── Exercise data

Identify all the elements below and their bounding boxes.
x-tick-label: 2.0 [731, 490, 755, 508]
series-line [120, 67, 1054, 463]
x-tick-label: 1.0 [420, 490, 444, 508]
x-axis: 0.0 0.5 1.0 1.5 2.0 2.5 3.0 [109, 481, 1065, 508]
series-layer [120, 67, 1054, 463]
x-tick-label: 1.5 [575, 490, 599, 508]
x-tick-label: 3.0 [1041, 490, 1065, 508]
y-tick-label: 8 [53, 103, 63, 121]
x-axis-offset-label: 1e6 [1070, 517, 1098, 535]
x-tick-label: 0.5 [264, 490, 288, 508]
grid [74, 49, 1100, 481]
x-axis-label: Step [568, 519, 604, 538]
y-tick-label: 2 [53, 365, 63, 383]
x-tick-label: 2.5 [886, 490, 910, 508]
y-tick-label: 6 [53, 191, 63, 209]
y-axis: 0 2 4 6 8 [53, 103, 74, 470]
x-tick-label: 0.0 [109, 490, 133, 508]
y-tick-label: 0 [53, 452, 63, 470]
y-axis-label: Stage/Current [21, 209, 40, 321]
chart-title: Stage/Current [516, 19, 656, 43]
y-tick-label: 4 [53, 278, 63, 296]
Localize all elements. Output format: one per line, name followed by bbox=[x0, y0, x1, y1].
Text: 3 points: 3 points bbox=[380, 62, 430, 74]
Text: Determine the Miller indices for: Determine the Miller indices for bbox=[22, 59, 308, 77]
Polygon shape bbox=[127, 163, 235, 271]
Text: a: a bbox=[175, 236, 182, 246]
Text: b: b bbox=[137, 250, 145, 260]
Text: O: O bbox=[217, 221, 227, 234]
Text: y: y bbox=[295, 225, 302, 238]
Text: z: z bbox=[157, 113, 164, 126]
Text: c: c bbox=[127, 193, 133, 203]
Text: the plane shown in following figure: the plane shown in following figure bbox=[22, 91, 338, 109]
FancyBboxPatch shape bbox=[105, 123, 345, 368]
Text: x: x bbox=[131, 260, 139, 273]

────

Prompt: Copy out the records from the first line through the line containing "Text: c: c bbox=[127, 193, 133, 203]", with that line included, reproducing every line without any change.

Result for this task:
Identify all the elements below and their bounding boxes.
x-tick-label: 2.0 [731, 490, 755, 508]
series-line [120, 67, 1054, 463]
x-tick-label: 1.0 [420, 490, 444, 508]
x-axis: 0.0 0.5 1.0 1.5 2.0 2.5 3.0 [109, 481, 1065, 508]
series-layer [120, 67, 1054, 463]
x-tick-label: 1.5 [575, 490, 599, 508]
x-tick-label: 3.0 [1041, 490, 1065, 508]
y-tick-label: 8 [53, 103, 63, 121]
x-axis-offset-label: 1e6 [1070, 517, 1098, 535]
x-tick-label: 0.5 [264, 490, 288, 508]
grid [74, 49, 1100, 481]
x-axis-label: Step [568, 519, 604, 538]
y-tick-label: 2 [53, 365, 63, 383]
x-tick-label: 2.5 [886, 490, 910, 508]
y-tick-label: 6 [53, 191, 63, 209]
y-axis: 0 2 4 6 8 [53, 103, 74, 470]
x-tick-label: 0.0 [109, 490, 133, 508]
y-tick-label: 0 [53, 452, 63, 470]
y-axis-label: Stage/Current [21, 209, 40, 321]
chart-title: Stage/Current [516, 19, 656, 43]
y-tick-label: 4 [53, 278, 63, 296]
Localize all elements. Output format: one per line, name followed by bbox=[x0, y0, x1, y1].
Text: 3 points: 3 points bbox=[380, 62, 430, 74]
Text: Determine the Miller indices for: Determine the Miller indices for bbox=[22, 59, 308, 77]
Polygon shape bbox=[127, 163, 235, 271]
Text: a: a bbox=[175, 236, 182, 246]
Text: b: b bbox=[137, 250, 145, 260]
Text: O: O bbox=[217, 221, 227, 234]
Text: y: y bbox=[295, 225, 302, 238]
Text: z: z bbox=[157, 113, 164, 126]
Text: c: c bbox=[127, 193, 133, 203]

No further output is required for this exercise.